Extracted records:
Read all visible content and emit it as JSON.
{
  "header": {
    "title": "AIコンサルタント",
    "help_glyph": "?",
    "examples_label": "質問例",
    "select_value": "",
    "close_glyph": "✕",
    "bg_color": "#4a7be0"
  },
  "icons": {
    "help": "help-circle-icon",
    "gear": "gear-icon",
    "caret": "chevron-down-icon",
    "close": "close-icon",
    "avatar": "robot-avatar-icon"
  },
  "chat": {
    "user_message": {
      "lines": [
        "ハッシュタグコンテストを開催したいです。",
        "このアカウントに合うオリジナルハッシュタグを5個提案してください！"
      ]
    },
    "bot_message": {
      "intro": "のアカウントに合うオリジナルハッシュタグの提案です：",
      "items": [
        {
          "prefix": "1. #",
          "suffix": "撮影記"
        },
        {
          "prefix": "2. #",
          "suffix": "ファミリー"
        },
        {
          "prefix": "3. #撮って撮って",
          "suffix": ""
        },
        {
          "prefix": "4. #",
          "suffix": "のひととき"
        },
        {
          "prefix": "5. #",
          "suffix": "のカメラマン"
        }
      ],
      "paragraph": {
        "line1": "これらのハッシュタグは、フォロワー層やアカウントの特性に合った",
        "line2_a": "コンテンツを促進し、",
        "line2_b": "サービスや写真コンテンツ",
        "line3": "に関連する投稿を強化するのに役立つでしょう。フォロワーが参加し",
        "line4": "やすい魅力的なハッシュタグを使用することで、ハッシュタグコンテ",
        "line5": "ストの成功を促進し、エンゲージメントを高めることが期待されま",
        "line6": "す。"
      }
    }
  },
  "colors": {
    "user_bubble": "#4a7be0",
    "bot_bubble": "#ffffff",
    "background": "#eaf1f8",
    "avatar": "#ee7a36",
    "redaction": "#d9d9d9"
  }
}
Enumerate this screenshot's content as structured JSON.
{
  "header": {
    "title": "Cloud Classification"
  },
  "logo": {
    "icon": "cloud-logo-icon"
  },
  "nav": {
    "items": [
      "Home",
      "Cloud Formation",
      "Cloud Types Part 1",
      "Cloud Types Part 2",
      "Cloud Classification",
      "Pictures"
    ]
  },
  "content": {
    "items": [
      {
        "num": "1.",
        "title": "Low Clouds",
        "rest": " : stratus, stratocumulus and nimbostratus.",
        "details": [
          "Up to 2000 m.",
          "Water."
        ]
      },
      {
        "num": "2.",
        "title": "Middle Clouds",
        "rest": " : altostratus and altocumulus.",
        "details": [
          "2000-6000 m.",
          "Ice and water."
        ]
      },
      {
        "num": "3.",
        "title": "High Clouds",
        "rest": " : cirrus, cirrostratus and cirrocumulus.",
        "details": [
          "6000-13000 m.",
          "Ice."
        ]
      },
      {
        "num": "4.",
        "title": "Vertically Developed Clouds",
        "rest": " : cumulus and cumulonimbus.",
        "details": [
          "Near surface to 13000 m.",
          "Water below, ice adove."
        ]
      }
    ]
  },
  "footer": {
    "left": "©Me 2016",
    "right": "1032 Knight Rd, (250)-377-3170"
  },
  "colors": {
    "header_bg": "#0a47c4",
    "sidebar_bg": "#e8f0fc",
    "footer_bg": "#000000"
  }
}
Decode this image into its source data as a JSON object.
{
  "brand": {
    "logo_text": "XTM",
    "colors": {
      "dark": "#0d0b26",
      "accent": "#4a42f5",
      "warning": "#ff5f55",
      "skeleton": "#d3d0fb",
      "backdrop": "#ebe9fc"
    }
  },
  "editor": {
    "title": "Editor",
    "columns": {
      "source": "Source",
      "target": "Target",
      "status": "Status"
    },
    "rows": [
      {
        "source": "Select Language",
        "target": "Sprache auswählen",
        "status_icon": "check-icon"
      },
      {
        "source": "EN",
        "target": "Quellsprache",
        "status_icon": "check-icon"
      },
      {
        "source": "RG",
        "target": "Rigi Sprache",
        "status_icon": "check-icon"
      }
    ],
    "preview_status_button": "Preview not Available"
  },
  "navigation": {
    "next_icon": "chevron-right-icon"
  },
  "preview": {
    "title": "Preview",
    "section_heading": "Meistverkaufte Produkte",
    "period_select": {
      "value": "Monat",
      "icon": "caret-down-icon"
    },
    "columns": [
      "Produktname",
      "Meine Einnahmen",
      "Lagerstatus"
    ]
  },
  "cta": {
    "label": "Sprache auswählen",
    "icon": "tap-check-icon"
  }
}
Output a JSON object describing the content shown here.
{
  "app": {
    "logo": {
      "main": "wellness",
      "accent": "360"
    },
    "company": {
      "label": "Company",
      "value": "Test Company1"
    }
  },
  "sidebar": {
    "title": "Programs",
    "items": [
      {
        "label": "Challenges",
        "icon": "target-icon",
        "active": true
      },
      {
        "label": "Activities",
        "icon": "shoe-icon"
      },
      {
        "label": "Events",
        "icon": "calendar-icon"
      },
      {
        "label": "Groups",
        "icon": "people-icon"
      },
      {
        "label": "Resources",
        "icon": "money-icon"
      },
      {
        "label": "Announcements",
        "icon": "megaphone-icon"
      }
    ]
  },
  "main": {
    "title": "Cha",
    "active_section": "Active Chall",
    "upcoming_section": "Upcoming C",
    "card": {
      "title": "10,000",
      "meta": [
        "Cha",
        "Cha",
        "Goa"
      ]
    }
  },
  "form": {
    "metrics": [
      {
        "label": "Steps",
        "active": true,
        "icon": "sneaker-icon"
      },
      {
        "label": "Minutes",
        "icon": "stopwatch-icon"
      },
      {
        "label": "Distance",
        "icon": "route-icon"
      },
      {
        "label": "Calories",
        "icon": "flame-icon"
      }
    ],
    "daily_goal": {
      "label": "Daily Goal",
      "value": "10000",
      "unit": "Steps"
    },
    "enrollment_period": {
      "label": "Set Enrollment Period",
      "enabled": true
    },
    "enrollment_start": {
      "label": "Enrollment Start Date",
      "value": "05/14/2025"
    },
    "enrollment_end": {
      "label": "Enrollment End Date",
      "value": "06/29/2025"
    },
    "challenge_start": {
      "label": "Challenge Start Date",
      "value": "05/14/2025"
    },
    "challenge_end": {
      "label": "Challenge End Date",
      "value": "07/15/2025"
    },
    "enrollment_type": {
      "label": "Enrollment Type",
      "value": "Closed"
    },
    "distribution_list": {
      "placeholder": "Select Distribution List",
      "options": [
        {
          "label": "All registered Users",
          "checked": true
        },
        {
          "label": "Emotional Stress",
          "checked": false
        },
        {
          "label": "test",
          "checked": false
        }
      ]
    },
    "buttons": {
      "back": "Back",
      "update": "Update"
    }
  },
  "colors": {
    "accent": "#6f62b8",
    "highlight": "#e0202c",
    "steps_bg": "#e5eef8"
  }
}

| GOAL |
Repeat every entry word for word.

| FINISHED EXERCISE |
Read all visible content and emit it as JSON.
{
  "header": {
    "title": "AIコンサルタント",
    "help_glyph": "?",
    "examples_label": "質問例",
    "select_value": "",
    "close_glyph": "✕",
    "bg_color": "#4a7be0"
  },
  "icons": {
    "help": "help-circle-icon",
    "gear": "gear-icon",
    "caret": "chevron-down-icon",
    "close": "close-icon",
    "avatar": "robot-avatar-icon"
  },
  "chat": {
    "user_message": {
      "lines": [
        "ハッシュタグコンテストを開催したいです。",
        "このアカウントに合うオリジナルハッシュタグを5個提案してください！"
      ]
    },
    "bot_message": {
      "intro": "のアカウントに合うオリジナルハッシュタグの提案です：",
      "items": [
        {
          "prefix": "1. #",
          "suffix": "撮影記"
        },
        {
          "prefix": "2. #",
          "suffix": "ファミリー"
        },
        {
          "prefix": "3. #撮って撮って",
          "suffix": ""
        },
        {
          "prefix": "4. #",
          "suffix": "のひととき"
        },
        {
          "prefix": "5. #",
          "suffix": "のカメラマン"
        }
      ],
      "paragraph": {
        "line1": "これらのハッシュタグは、フォロワー層やアカウントの特性に合った",
        "line2_a": "コンテンツを促進し、",
        "line2_b": "サービスや写真コンテンツ",
        "line3": "に関連する投稿を強化するのに役立つでしょう。フォロワーが参加し",
        "line4": "やすい魅力的なハッシュタグを使用することで、ハッシュタグコンテ",
        "line5": "ストの成功を促進し、エンゲージメントを高めることが期待されま",
        "line6": "す。"
      }
    }
  },
  "colors": {
    "user_bubble": "#4a7be0",
    "bot_bubble": "#ffffff",
    "background": "#eaf1f8",
    "avatar": "#ee7a36",
    "redaction": "#d9d9d9"
  }
}
Enumerate this screenshot's content as structured JSON.
{
  "header": {
    "title": "Cloud Classification"
  },
  "logo": {
    "icon": "cloud-logo-icon"
  },
  "nav": {
    "items": [
      "Home",
      "Cloud Formation",
      "Cloud Types Part 1",
      "Cloud Types Part 2",
      "Cloud Classification",
      "Pictures"
    ]
  },
  "content": {
    "items": [
      {
        "num": "1.",
        "title": "Low Clouds",
        "rest": " : stratus, stratocumulus and nimbostratus.",
        "details": [
          "Up to 2000 m.",
          "Water."
        ]
      },
      {
        "num": "2.",
        "title": "Middle Clouds",
        "rest": " : altostratus and altocumulus.",
        "details": [
          "2000-6000 m.",
          "Ice and water."
        ]
      },
      {
        "num": "3.",
        "title": "High Clouds",
        "rest": " : cirrus, cirrostratus and cirrocumulus.",
        "details": [
          "6000-13000 m.",
          "Ice."
        ]
      },
      {
        "num": "4.",
        "title": "Vertically Developed Clouds",
        "rest": " : cumulus and cumulonimbus.",
        "details": [
          "Near surface to 13000 m.",
          "Water below, ice adove."
        ]
      }
    ]
  },
  "footer": {
    "left": "©Me 2016",
    "right": "1032 Knight Rd, (250)-377-3170"
  },
  "colors": {
    "header_bg": "#0a47c4",
    "sidebar_bg": "#e8f0fc",
    "footer_bg": "#000000"
  }
}
Decode this image into its source data as a JSON object.
{
  "brand": {
    "logo_text": "XTM",
    "colors": {
      "dark": "#0d0b26",
      "accent": "#4a42f5",
      "warning": "#ff5f55",
      "skeleton": "#d3d0fb",
      "backdrop": "#ebe9fc"
    }
  },
  "editor": {
    "title": "Editor",
    "columns": {
      "source": "Source",
      "target": "Target",
      "status": "Status"
    },
    "rows": [
      {
        "source": "Select Language",
        "target": "Sprache auswählen",
        "status_icon": "check-icon"
      },
      {
        "source": "EN",
        "target": "Quellsprache",
        "status_icon": "check-icon"
      },
      {
        "source": "RG",
        "target": "Rigi Sprache",
        "status_icon": "check-icon"
      }
    ],
    "preview_status_button": "Preview not Available"
  },
  "navigation": {
    "next_icon": "chevron-right-icon"
  },
  "preview": {
    "title": "Preview",
    "section_heading": "Meistverkaufte Produkte",
    "period_select": {
      "value": "Monat",
      "icon": "caret-down-icon"
    },
    "columns": [
      "Produktname",
      "Meine Einnahmen",
      "Lagerstatus"
    ]
  },
  "cta": {
    "label": "Sprache auswählen",
    "icon": "tap-check-icon"
  }
}
Output a JSON object describing the content shown here.
{
  "app": {
    "logo": {
      "main": "wellness",
      "accent": "360"
    },
    "company": {
      "label": "Company",
      "value": "Test Company1"
    }
  },
  "sidebar": {
    "title": "Programs",
    "items": [
      {
        "label": "Challenges",
        "icon": "target-icon",
        "active": true
      },
      {
        "label": "Activities",
        "icon": "shoe-icon"
      },
      {
        "label": "Events",
        "icon": "calendar-icon"
      },
      {
        "label": "Groups",
        "icon": "people-icon"
      },
      {
        "label": "Resources",
        "icon": "money-icon"
      },
      {
        "label": "Announcements",
        "icon": "megaphone-icon"
      }
    ]
  },
  "main": {
    "title": "Cha",
    "active_section": "Active Chall",
    "upcoming_section": "Upcoming C",
    "card": {
      "title": "10,000",
      "meta": [
        "Cha",
        "Cha",
        "Goa"
      ]
    }
  },
  "form": {
    "metrics": [
      {
        "label": "Steps",
        "active": true,
        "icon": "sneaker-icon"
      },
      {
        "label": "Minutes",
        "icon": "stopwatch-icon"
      },
      {
        "label": "Distance",
        "icon": "route-icon"
      },
      {
        "label": "Calories",
        "icon": "flame-icon"
      }
    ],
    "daily_goal": {
      "label": "Daily Goal",
      "value": "10000",
      "unit": "Steps"
    },
    "enrollment_period": {
      "label": "Set Enrollment Period",
      "enabled": true
    },
    "enrollment_start": {
      "label": "Enrollment Start Date",
      "value": "05/14/2025"
    },
    "enrollment_end": {
      "label": "Enrollment End Date",
      "value": "06/29/2025"
    },
    "challenge_start": {
      "label": "Challenge Start Date",
      "value": "05/14/2025"
    },
    "challenge_end": {
      "label": "Challenge End Date",
      "value": "07/15/2025"
    },
    "enrollment_type": {
      "label": "Enrollment Type",
      "value": "Closed"
    },
    "distribution_list": {
      "placeholder": "Select Distribution List",
      "options": [
        {
          "label": "All registered Users",
          "checked": true
        },
        {
          "label": "Emotional Stress",
          "checked": false
        },
        {
          "label": "test",
          "checked": false
        }
      ]
    },
    "buttons": {
      "back": "Back",
      "update": "Update"
    }
  },
  "colors": {
    "accent": "#6f62b8",
    "highlight": "#e0202c",
    "steps_bg": "#e5eef8"
  }
}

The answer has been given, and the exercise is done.